__PAGE__.
►

Les forces de dissolution, que César avait encore pu enrayer, bien qu'à grande peine, s'étaient déchaînées sur tout l'empire. Les lois, les traditions, les institutions avaient perdu presque tout leur ancien prestige ; les dieux eux-mêmes vieillissaient dans leurs temples en ruine ; il n'y avait plus qu'une force organisée : les grandes armées pillardes, recrutées pour la guerre civile. Il était évident que si un homme, un parti ou quelque institution ne regagnaient pas un peu de prestige sur les masses, l'immense désordre irait à la catastrophe. Antoine comptait regagner ce prestige par la campagne contre la Perse ; cet espoir est à lui seul un éclatant témoignage de son énergie. Est-il possible de ne voir qu'un débauché, follement épris d'une Égyptienne, en cet homme qui osait se lever pour une si vaste entreprise ? Alors qu'il aurait pu usurper, comme Octave, la plus haute situation par de petites tromperies et de mesquines violences, il préférait la conquérir par un grand exploit, plein de dangers.

Pendant deux ans, Antoine amasse de l'argent, concentre des légions en Asie, remanie la carte politique de l'Orient, pour se créer des appuis solides parmi les rois et les roitelets de l'Asie Mineure. Il prend toutes les dispositions nécessaires pour envahir la Perse en suivant le chemin indiqué par César, c'est-à-dire l'Arménie. Il fait une chose encore plus extraordinaire, au moins pour un amoureux de Cléopâtre : il épouse Octavie, la sœur d'Octave, afin de n'être plus embarrassé par les difficultés de politique intérieure durant sa campagne.

De l'an e jusqu'à l'an 37, il serait impossible de découvrir la moindre trace d'une influence de Cléopâtre sur Antoine. Sans doute, il ne fautas croire que tous les rap- ports entre Antoine et la cour d'Égypte étaient interrompus, Plutarque nous dit, par exemple (chap. XXXIV), qu'Antoine avait auprès de lui un devin égyptien, qui cherchait à l'éloigner d'Octave et d'Octavie par des horoscopes plus ou moins ingénieux. Faut-il voir dans ce devin un agent de Cléopâtre ? La chose n'est pas impossible. Il est aussi probable que cet agent ne fut pas le seul, et que la correspondance entre le triumvir et la reine continua. Mais Cléopâtre ne tient encore la première place ni dans la vie ni dans la politique d'Antoine, qui ne pense alors qu'a exécuter le programme de César. C'est seulement vers la fin de l'an 37 qu'un coup de théâtre inattendu ramène Cléopâtre dans sa vie. Au printemps de l'an 37, Antoine est obligé par les intrigues d'Octave de revenir avec sa flotte sur les côtes de l'Italie méridionale ; il perd plusieurs mois à Tarente en d'interminables négociations avec son beau-frère. Ces négociations terminées, vers la fin du mois d'août, il peut revenir en Syrie. Mais de Corfou, il renvoie Octavie en Italie, expédie Fonteius Capiton à Alexandrie, puis se rend à Antioche où Cléopâtre le rejoint bientôt.

◄

__LES LIGNES__.

►

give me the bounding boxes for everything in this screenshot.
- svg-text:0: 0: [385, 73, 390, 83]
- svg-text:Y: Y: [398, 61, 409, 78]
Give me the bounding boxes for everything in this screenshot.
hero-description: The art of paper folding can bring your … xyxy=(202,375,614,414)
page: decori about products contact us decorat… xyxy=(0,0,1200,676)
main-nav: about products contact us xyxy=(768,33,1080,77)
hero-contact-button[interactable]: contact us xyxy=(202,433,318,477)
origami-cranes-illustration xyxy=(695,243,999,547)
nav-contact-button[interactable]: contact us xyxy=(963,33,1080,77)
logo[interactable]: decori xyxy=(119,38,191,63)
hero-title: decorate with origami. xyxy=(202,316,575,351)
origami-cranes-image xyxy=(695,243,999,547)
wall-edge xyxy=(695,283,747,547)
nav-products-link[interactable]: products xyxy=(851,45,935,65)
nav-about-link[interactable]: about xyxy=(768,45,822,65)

◄
►

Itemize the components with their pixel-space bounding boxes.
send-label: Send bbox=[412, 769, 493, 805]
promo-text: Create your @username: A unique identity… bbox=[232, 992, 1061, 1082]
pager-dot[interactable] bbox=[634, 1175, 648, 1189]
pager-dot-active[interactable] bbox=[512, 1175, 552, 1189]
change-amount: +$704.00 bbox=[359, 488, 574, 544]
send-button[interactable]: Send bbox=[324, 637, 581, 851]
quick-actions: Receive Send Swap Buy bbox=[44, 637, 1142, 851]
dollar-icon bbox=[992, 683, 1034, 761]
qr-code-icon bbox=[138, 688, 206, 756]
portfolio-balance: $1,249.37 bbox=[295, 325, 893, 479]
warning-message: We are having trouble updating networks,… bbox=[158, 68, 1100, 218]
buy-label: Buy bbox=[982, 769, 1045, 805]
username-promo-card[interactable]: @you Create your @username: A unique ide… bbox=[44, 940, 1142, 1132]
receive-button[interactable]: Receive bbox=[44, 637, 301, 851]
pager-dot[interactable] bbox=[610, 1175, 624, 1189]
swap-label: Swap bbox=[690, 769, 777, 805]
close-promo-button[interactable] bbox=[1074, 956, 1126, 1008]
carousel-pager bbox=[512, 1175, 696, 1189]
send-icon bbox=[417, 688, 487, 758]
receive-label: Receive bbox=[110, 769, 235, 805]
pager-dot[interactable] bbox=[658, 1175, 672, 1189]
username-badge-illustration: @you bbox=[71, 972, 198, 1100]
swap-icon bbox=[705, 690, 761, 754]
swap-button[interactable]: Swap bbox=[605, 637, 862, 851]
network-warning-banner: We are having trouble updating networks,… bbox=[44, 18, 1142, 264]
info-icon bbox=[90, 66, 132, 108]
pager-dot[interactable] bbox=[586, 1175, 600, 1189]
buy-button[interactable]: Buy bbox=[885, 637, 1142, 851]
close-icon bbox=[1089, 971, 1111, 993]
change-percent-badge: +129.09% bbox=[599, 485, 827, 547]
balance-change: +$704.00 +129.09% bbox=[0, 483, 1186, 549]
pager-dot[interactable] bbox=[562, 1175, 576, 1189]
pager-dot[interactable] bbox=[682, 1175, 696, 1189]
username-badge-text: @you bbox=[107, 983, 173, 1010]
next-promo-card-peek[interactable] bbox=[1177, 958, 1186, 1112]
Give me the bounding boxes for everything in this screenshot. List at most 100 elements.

◄

__TÂCHES À FAIRE__.
1. Recopiez le passage de la page qui va de « Pendant deux ans, Antoine » jusqu'à « durant sa campagne. ».
2. D'après la page, par quel pays Antoine prévoit-il d'envahir la Perse ?
3. Traduisez en anglais cette phrase de la page : « Ces négociations terminées, vers la fin du mois d'août, il peut revenir en Syrie. »

__RÉPONSES__.
1.
Pendant deux ans, Antoine amasse de l'argent, concentre des légions en Asie, remanie la carte politique de l'Orient, pour se créer des appuis solides parmi les rois et les roitelets de l'Asie Mineure. Il prend toutes les dispositions nécessaires pour envahir la Perse en suivant le chemin indiqué par César, c'est-à-dire l'Arménie. Il fait une chose encore plus extraordinaire, au moins pour un amoureux de Cléopâtre : il épouse Octavie, la sœur d'Octave, afin de n'être plus embarrassé par les difficultés de politique intérieure durant sa campagne.

2. Par l'Arménie, en suivant le chemin indiqué par César.

3. With these negotiations concluded, toward the end of August, he is able to return to Syria.